## START
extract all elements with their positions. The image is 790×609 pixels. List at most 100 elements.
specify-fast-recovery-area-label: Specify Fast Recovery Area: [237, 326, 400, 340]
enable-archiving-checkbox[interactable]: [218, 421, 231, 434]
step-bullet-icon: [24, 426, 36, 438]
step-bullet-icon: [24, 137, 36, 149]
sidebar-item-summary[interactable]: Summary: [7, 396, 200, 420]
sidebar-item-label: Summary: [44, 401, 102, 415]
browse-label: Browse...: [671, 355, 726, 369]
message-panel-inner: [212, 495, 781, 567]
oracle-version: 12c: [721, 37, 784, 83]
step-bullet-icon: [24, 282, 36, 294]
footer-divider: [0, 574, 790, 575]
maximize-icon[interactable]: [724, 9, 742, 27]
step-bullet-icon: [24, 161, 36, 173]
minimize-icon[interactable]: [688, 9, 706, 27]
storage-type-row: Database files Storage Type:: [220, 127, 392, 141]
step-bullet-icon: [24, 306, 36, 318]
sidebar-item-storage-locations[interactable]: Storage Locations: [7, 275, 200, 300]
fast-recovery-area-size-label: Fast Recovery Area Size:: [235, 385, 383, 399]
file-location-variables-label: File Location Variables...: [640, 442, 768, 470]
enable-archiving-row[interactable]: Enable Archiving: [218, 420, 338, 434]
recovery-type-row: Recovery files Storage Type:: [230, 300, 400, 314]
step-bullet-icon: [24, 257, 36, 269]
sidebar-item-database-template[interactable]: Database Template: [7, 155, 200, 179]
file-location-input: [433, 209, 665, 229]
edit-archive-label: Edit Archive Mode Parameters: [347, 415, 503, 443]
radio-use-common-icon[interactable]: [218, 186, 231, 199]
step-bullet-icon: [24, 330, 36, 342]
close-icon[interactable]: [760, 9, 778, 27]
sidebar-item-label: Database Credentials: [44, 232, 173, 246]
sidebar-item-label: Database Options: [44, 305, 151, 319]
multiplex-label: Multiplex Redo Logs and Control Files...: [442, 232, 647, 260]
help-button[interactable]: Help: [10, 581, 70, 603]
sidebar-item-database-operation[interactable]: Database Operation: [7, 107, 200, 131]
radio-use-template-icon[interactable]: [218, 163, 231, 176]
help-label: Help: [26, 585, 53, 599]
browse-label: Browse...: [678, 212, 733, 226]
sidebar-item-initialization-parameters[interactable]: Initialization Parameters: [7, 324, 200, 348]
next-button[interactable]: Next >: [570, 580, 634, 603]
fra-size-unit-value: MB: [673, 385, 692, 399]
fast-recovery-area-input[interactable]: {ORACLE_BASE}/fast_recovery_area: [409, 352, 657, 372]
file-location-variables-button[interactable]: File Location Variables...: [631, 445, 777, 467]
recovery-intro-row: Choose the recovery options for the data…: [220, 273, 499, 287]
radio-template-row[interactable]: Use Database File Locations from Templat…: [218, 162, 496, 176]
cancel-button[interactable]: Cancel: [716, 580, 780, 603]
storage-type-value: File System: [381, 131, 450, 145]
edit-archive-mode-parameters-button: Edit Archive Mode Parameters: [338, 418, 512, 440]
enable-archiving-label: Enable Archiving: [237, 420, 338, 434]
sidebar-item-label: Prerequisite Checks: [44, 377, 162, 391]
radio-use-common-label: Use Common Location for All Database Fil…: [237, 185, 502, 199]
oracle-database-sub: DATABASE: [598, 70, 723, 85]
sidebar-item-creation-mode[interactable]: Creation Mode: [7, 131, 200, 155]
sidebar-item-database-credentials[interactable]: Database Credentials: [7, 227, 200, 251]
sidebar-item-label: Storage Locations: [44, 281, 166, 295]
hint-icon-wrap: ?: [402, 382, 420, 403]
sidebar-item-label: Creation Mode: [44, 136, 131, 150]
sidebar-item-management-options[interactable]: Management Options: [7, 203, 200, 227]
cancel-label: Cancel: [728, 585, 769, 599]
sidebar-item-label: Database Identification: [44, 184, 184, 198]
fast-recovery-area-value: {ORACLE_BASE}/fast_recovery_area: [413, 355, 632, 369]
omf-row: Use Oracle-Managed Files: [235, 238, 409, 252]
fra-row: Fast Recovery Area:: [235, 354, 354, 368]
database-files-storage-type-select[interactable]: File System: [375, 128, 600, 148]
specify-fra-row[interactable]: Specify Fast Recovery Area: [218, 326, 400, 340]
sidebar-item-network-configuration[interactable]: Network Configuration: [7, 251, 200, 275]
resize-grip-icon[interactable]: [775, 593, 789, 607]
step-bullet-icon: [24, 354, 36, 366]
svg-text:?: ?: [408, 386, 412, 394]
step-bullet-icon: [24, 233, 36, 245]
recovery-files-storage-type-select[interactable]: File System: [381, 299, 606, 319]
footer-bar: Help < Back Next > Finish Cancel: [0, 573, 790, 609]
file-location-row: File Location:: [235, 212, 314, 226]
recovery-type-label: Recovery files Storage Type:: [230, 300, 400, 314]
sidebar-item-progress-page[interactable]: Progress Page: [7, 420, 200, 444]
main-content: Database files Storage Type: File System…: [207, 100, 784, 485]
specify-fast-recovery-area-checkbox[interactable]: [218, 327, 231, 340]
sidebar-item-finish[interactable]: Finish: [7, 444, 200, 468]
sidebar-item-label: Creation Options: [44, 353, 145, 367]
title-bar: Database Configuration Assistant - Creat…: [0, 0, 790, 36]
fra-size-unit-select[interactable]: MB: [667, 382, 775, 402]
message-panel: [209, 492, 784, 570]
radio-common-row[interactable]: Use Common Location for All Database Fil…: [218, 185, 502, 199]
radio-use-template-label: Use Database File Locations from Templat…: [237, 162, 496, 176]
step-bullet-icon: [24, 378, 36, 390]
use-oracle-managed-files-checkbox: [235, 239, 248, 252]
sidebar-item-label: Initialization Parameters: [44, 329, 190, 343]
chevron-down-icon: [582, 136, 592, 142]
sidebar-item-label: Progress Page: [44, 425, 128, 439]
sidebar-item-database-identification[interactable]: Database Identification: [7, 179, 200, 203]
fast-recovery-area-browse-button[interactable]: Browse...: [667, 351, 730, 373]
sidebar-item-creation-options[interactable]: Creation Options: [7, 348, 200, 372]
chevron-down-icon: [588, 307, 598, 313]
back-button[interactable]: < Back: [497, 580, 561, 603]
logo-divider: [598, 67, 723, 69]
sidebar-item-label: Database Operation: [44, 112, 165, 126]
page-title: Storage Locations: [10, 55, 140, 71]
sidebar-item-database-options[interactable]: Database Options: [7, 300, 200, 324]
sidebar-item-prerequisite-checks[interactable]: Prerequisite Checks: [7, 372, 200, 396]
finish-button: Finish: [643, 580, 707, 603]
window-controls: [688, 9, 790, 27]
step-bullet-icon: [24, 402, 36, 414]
## END
Goal: Reproduce verbatim the lines from the first line above up to and including the line containing "file-location-variables-label: File Location".

The result:
extract all elements with their positions. The image is 790×609 pixels. List at most 100 elements.
specify-fast-recovery-area-label: Specify Fast Recovery Area: [237, 326, 400, 340]
enable-archiving-checkbox[interactable]: [218, 421, 231, 434]
step-bullet-icon: [24, 426, 36, 438]
step-bullet-icon: [24, 137, 36, 149]
sidebar-item-summary[interactable]: Summary: [7, 396, 200, 420]
sidebar-item-label: Summary: [44, 401, 102, 415]
browse-label: Browse...: [671, 355, 726, 369]
message-panel-inner: [212, 495, 781, 567]
oracle-version: 12c: [721, 37, 784, 83]
step-bullet-icon: [24, 282, 36, 294]
footer-divider: [0, 574, 790, 575]
maximize-icon[interactable]: [724, 9, 742, 27]
step-bullet-icon: [24, 161, 36, 173]
minimize-icon[interactable]: [688, 9, 706, 27]
storage-type-row: Database files Storage Type:: [220, 127, 392, 141]
step-bullet-icon: [24, 306, 36, 318]
sidebar-item-storage-locations[interactable]: Storage Locations: [7, 275, 200, 300]
fast-recovery-area-size-label: Fast Recovery Area Size:: [235, 385, 383, 399]
file-location-variables-label: File Location Variables...: [640, 442, 768, 470]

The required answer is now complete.